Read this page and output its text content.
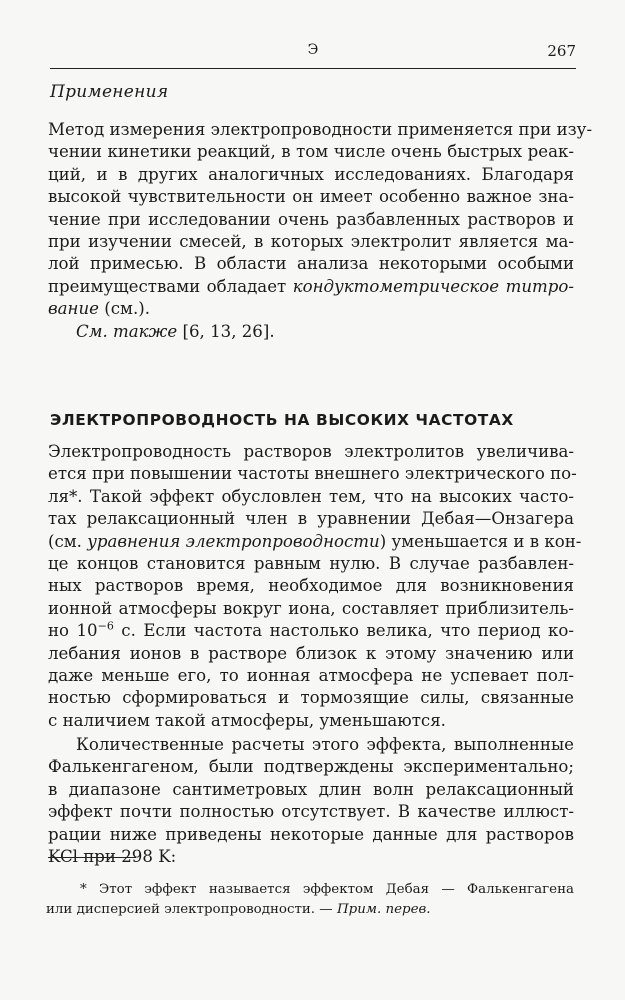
Э	267
Применения

Метод измерения электропроводности применяется при изу-
чении кинетики реакций, в том числе очень быстрых реак-
ций, и в других аналогичных исследованиях. Благодаря
высокой чувствительности он имеет особенно важное зна-
чение при исследовании очень разбавленных растворов и
при изучении смесей, в которых электролит является ма-
лой примесью. В области анализа некоторыми особыми
преимуществами обладает кондуктометрическое титро-
вание (см.).
См. также [6, 13, 26].

ЭЛЕКТРОПРОВОДНОСТЬ НА ВЫСОКИХ ЧАСТОТАХ

Электропроводность растворов электролитов увеличива-
ется при повышении частоты внешнего электрического по-
ля*. Такой эффект обусловлен тем, что на высоких часто-
тах релаксационный член в уравнении Дебая—Онзагера
(см. уравнения электропроводности) уменьшается и в кон-
це концов становится равным нулю. В случае разбавлен-
ных растворов время, необходимое для возникновения
ионной атмосферы вокруг иона, составляет приблизитель-
но $10^{-6}$ с. Если частота настолько велика, что период ко-
лебания ионов в растворе близок к этому значению или
даже меньше его, то ионная атмосфера не успевает пол-
ностью сформироваться и тормозящие силы, связанные
с наличием такой атмосферы, уменьшаются.

Количественные расчеты этого эффекта, выполненные
Фалькенгагеном, были подтверждены экспериментально;
в диапазоне сантиметровых длин волн релаксационный
эффект почти полностью отсутствует. В качестве иллюст-
рации ниже приведены некоторые данные для растворов
KCl при 298 K:

* Этот эффект называется эффектом Дебая — Фалькенгагена
или дисперсией электропроводности. — Прим. перев.
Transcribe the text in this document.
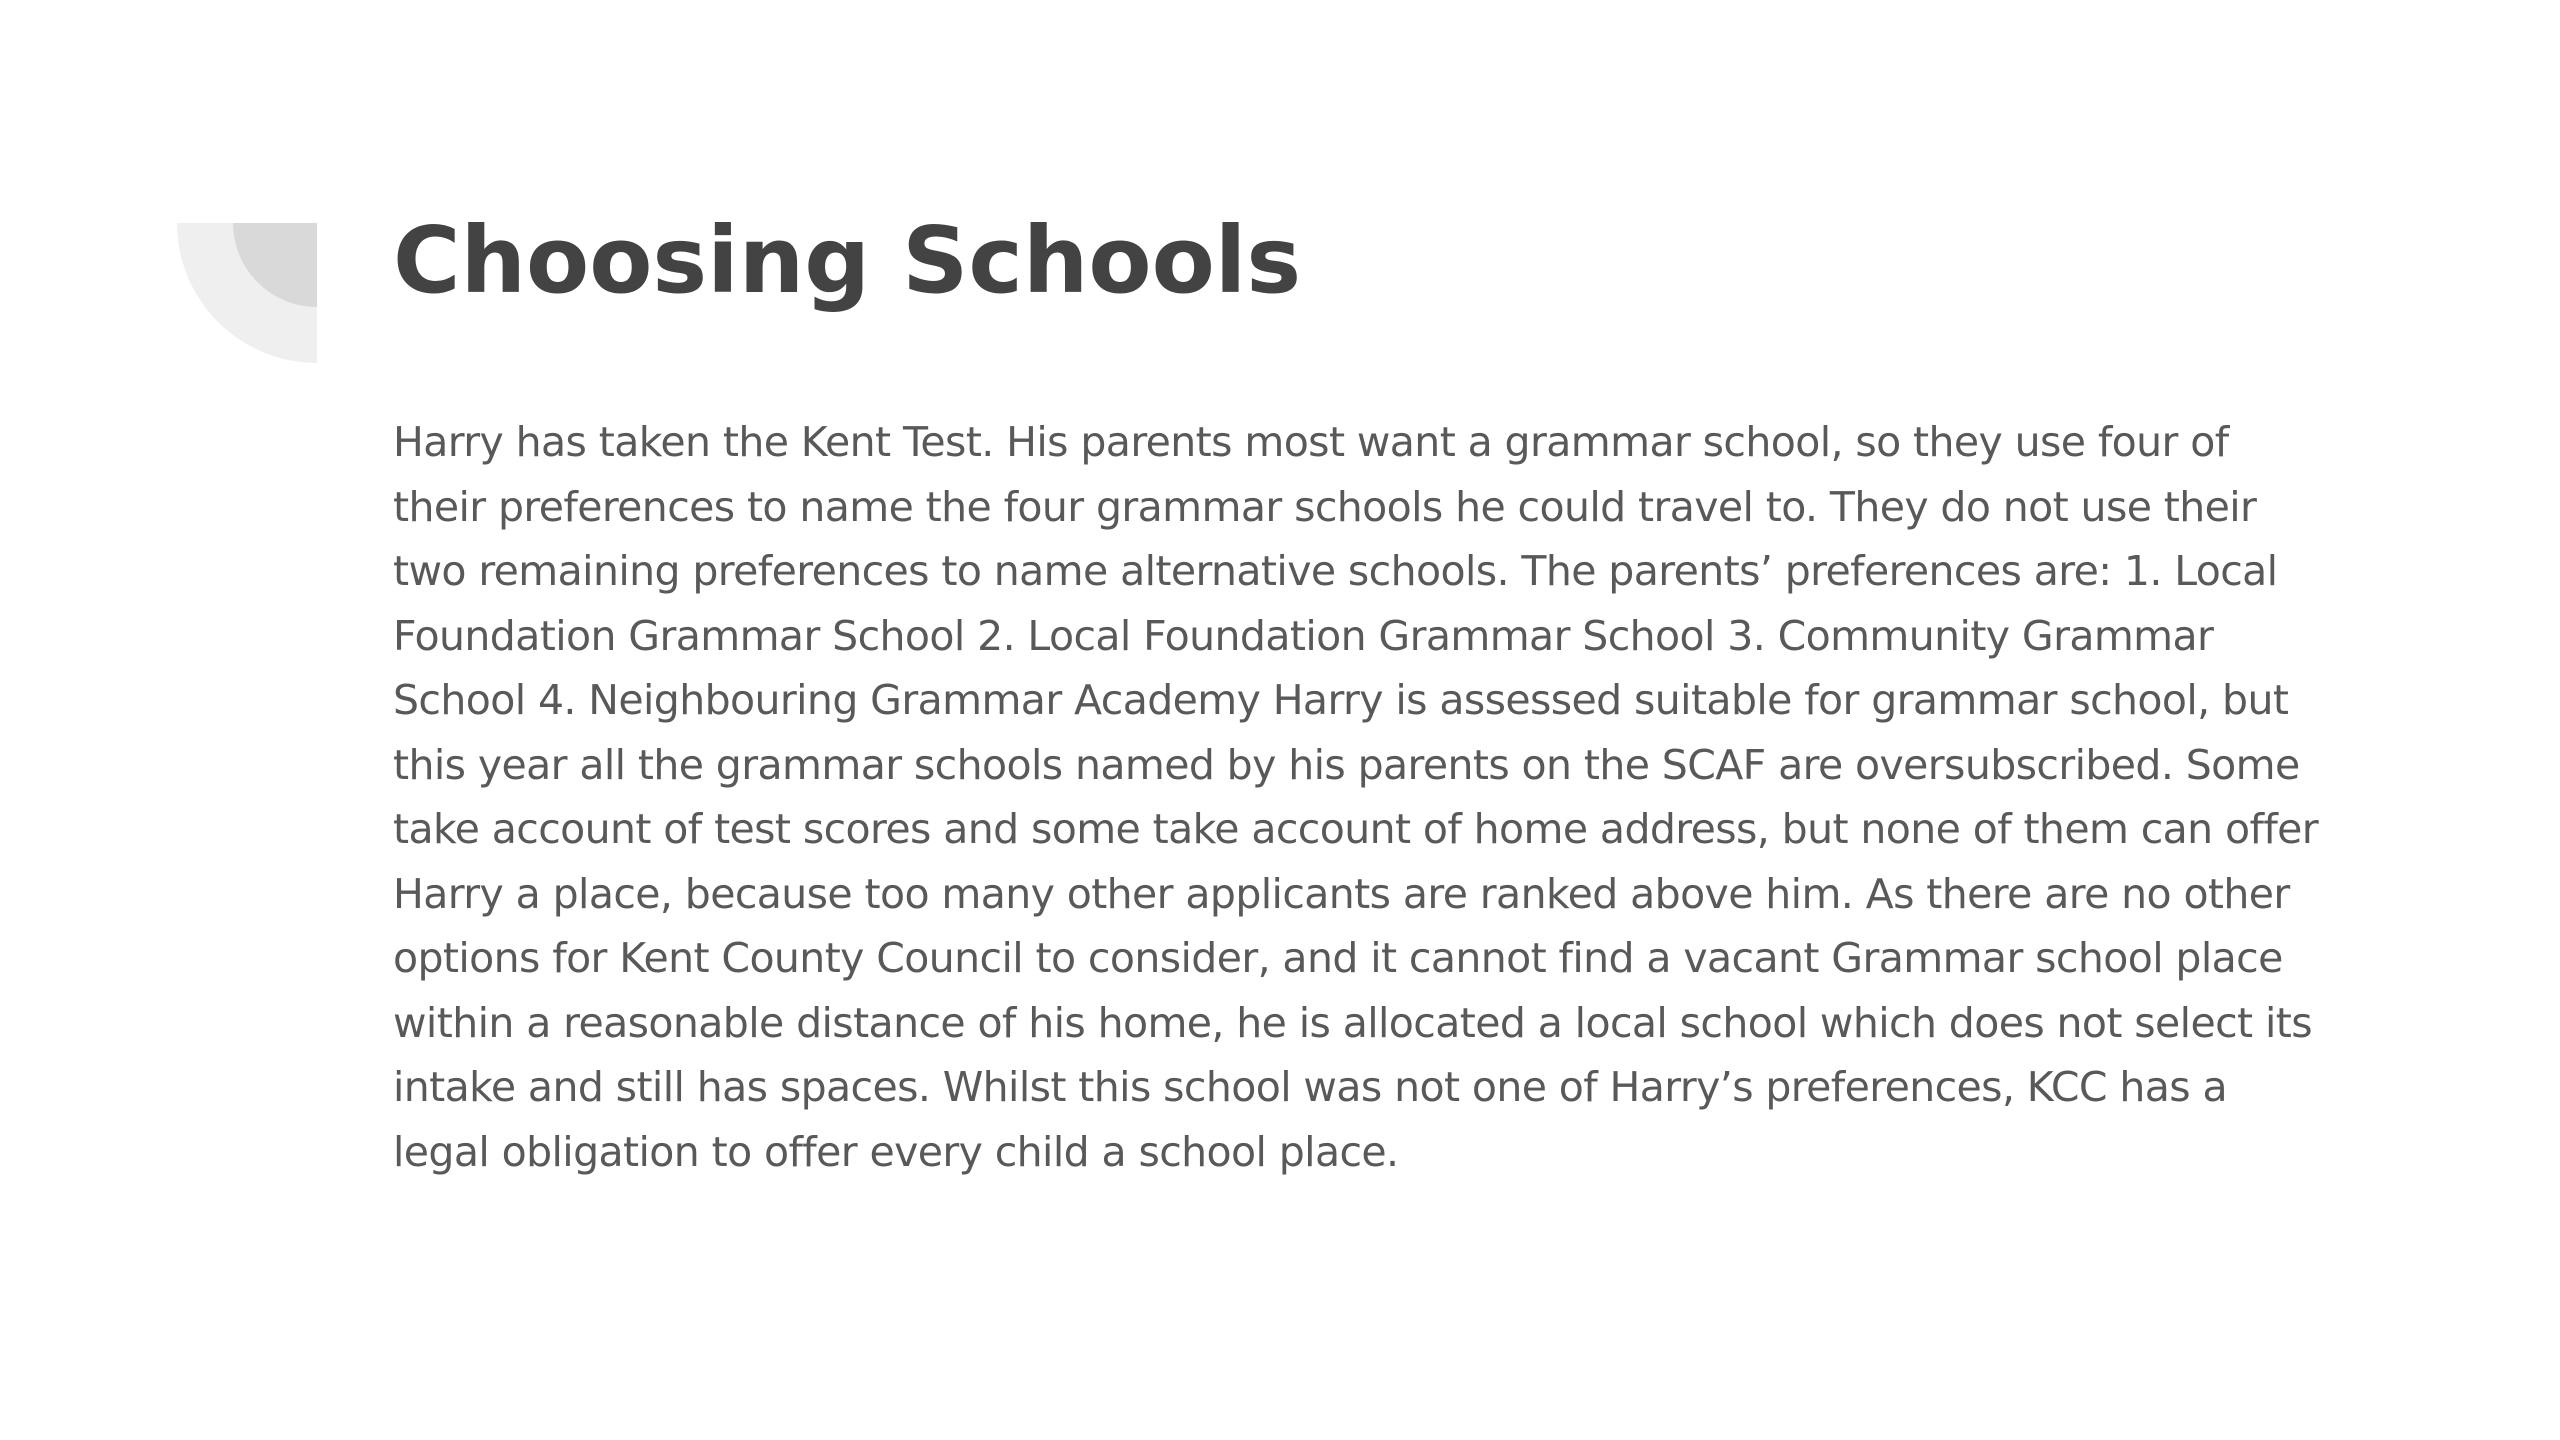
Choosing Schools

Harry has taken the Kent Test. His parents most want a grammar school, so they use four of their preferences to name the four grammar schools he could travel to. They do not use their two remaining preferences to name alternative schools. The parents’ preferences are: 1. Local Foundation Grammar School 2. Local Foundation Grammar School 3. Community Grammar School 4. Neighbouring Grammar Academy Harry is assessed suitable for grammar school, but this year all the grammar schools named by his parents on the SCAF are oversubscribed. Some take account of test scores and some take account of home address, but none of them can offer Harry a place, because too many other applicants are ranked above him. As there are no other options for Kent County Council to consider, and it cannot find a vacant Grammar school place within a reasonable distance of his home, he is allocated a local school which does not select its intake and still has spaces. Whilst this school was not one of Harry’s preferences, KCC has a legal obligation to offer every child a school place.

### Exercise requirements
Beginning with the line that holds "Transcribe the text in this document." and ending with the last line of the material above, extract every line exactly, pictures excluded.

### Answer
Transcribe the text in this document.
Choosing Schools

Harry has taken the Kent Test. His parents most want a grammar school, so they use four of their preferences to name the four grammar schools he could travel to. They do not use their two remaining preferences to name alternative schools. The parents’ preferences are: 1. Local Foundation Grammar School 2. Local Foundation Grammar School 3. Community Grammar School 4. Neighbouring Grammar Academy Harry is assessed suitable for grammar school, but this year all the grammar schools named by his parents on the SCAF are oversubscribed. Some take account of test scores and some take account of home address, but none of them can offer Harry a place, because too many other applicants are ranked above him. As there are no other options for Kent County Council to consider, and it cannot find a vacant Grammar school place within a reasonable distance of his home, he is allocated a local school which does not select its intake and still has spaces. Whilst this school was not one of Harry’s preferences, KCC has a legal obligation to offer every child a school place.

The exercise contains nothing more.